**TO BE DONE:**
Reproduce the listing below exactly, minus its pictures.

**LISTED RECORDS:**
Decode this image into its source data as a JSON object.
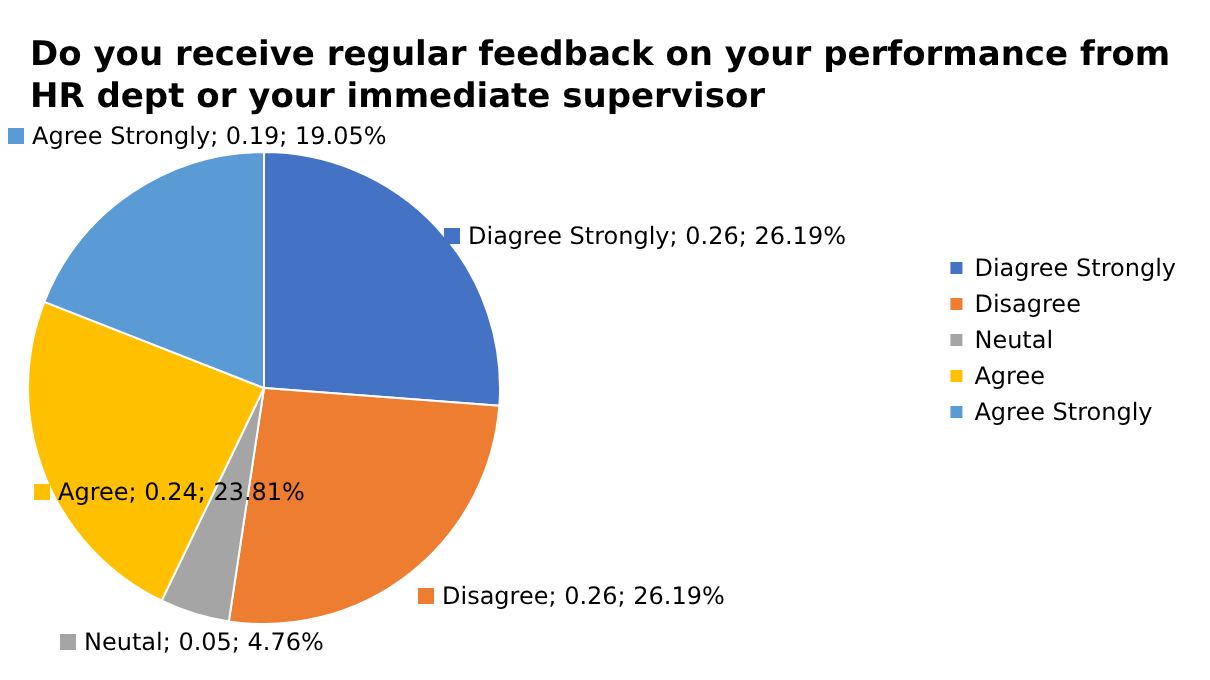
{
  "chart_data": {
    "type": "pie",
    "title": "Do you receive regular feedback on your performance from HR dept or your immediate supervisor",
    "categories": [
      "Diagree Strongly",
      "Disagree",
      "Neutal",
      "Agree",
      "Agree Strongly"
    ],
    "values": [
      26.19,
      26.19,
      4.76,
      23.81,
      19.05
    ],
    "value_labels": [
      "Diagree Strongly; 0.26; 26.19%",
      "Disagree; 0.26; 26.19%",
      "Neutal; 0.05; 4.76%",
      "Agree; 0.24; 23.81%",
      "Agree Strongly; 0.19; 19.05%"
    ],
    "colors": [
      "#4472c4",
      "#ed7d31",
      "#a5a5a5",
      "#ffc000",
      "#5b9bd5"
    ],
    "legend": "right"
  }
}
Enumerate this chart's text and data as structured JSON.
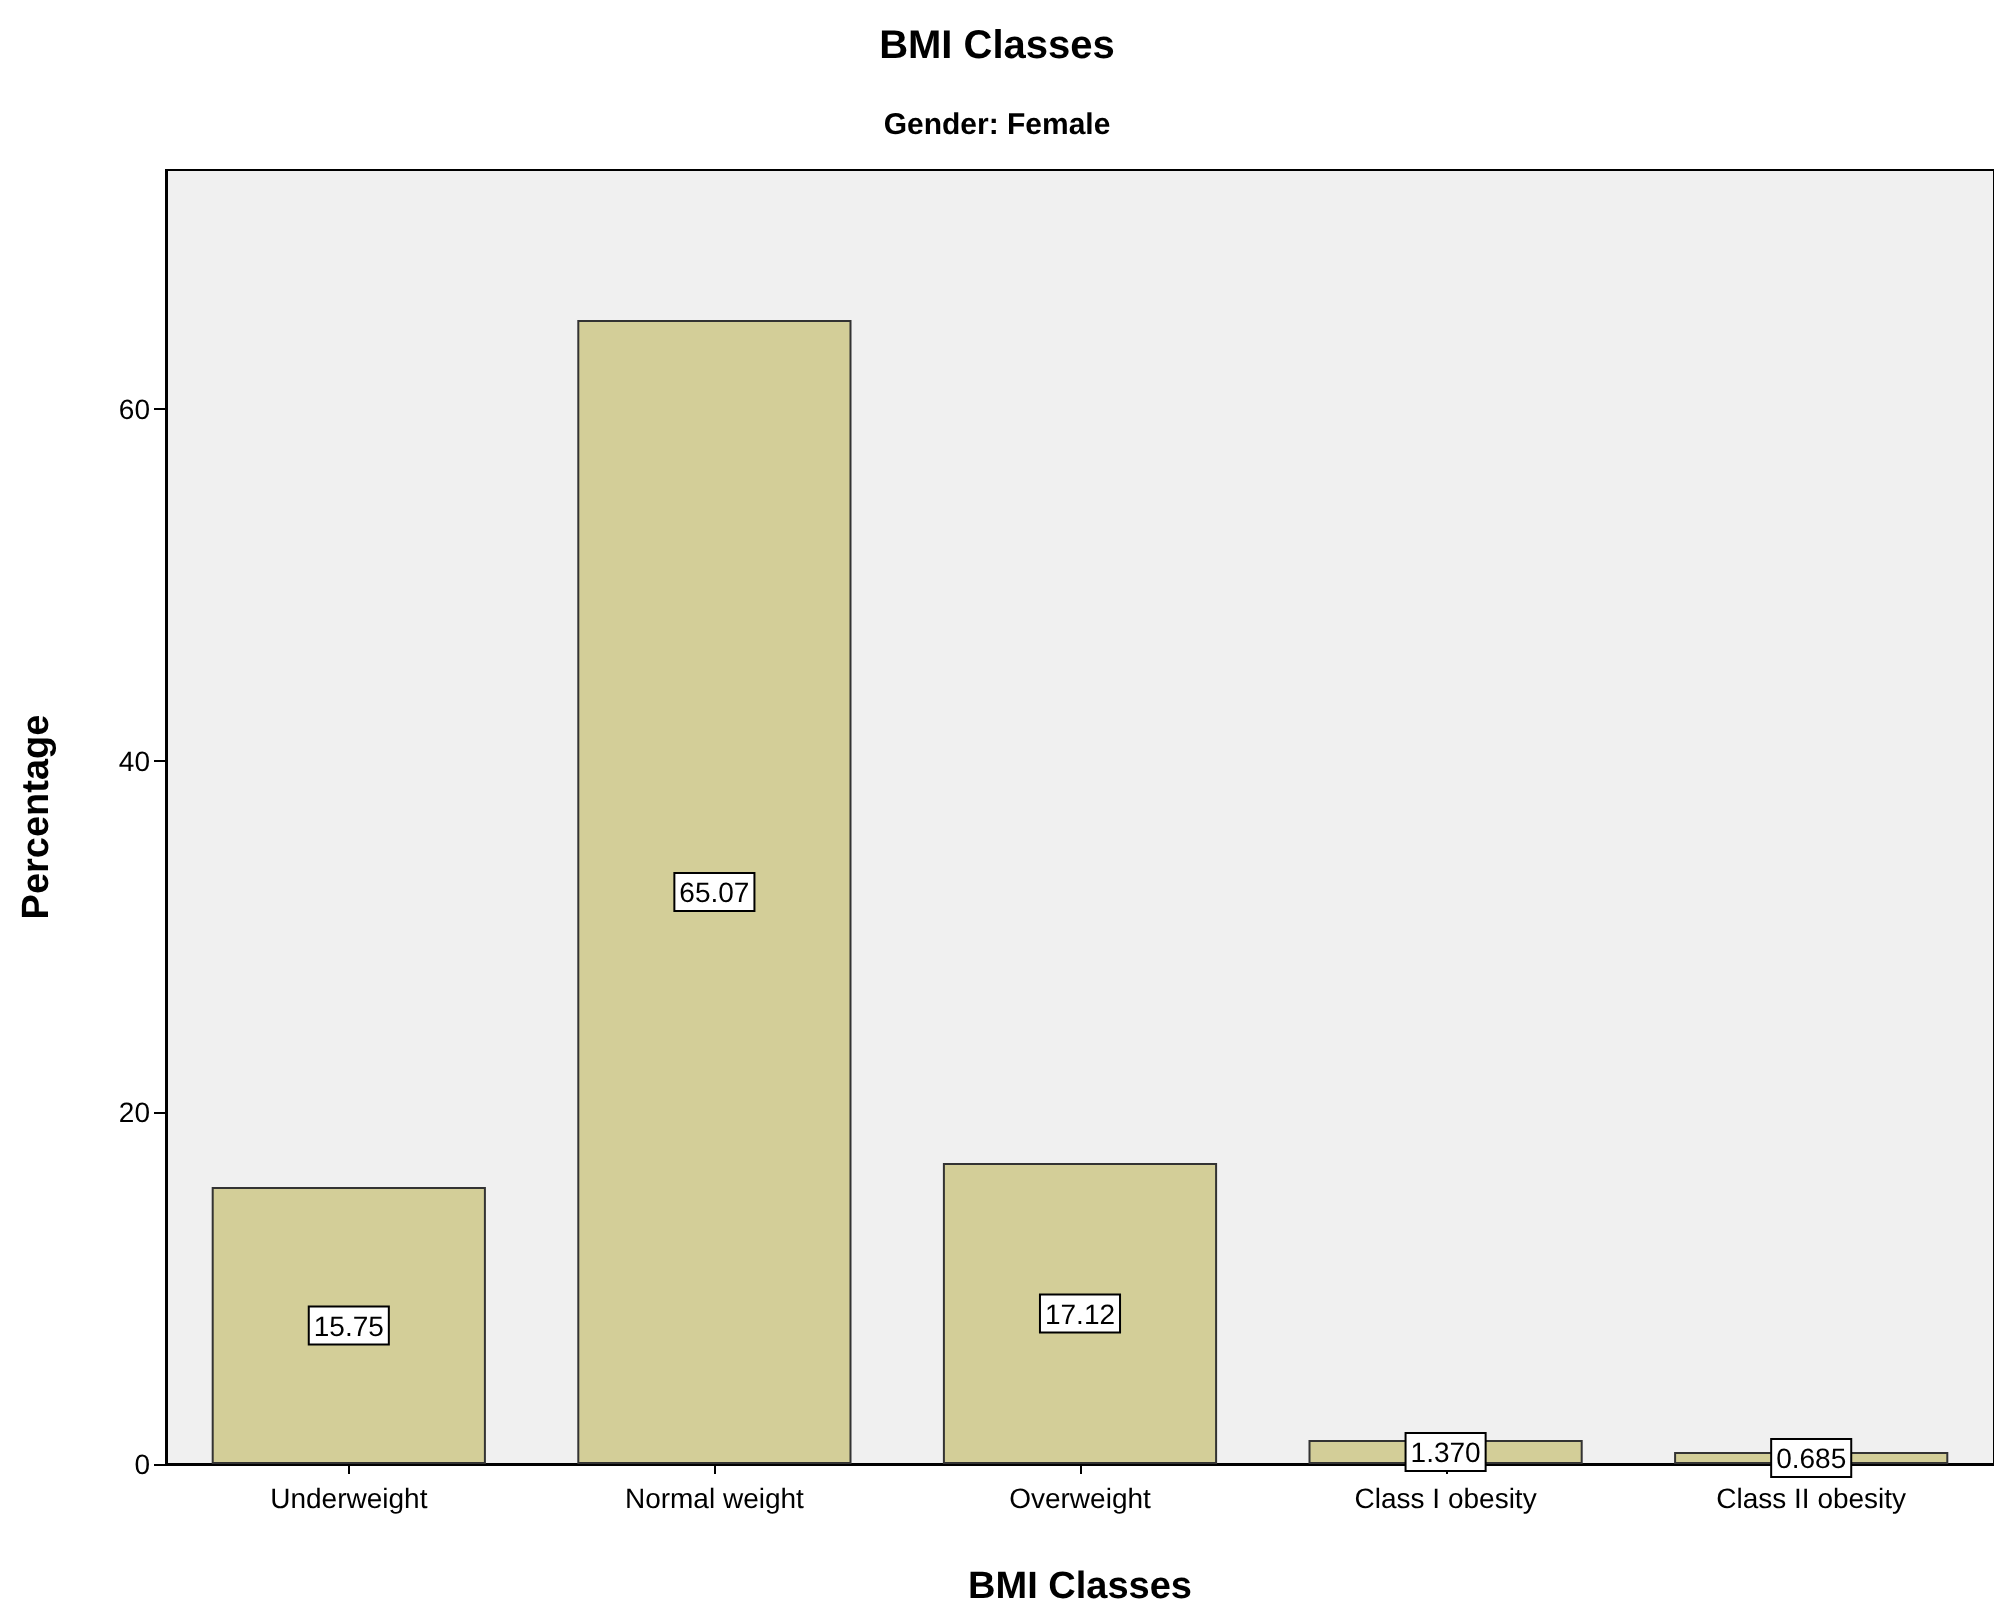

**OUTPUT BELOW:**
Decode this image into its source data as a JSON object.
{
  "chart_data": {
    "type": "pie",
    "title": "Do you receive regular feedback on your performance from HR dept or your immediate supervisor",
    "categories": [
      "Diagree Strongly",
      "Disagree",
      "Neutal",
      "Agree",
      "Agree Strongly"
    ],
    "values": [
      26.19,
      26.19,
      4.76,
      23.81,
      19.05
    ],
    "value_labels": [
      "Diagree Strongly; 0.26; 26.19%",
      "Disagree; 0.26; 26.19%",
      "Neutal; 0.05; 4.76%",
      "Agree; 0.24; 23.81%",
      "Agree Strongly; 0.19; 19.05%"
    ],
    "colors": [
      "#4472c4",
      "#ed7d31",
      "#a5a5a5",
      "#ffc000",
      "#5b9bd5"
    ],
    "legend": "right"
  }
}
Enumerate this chart's text and data as structured JSON.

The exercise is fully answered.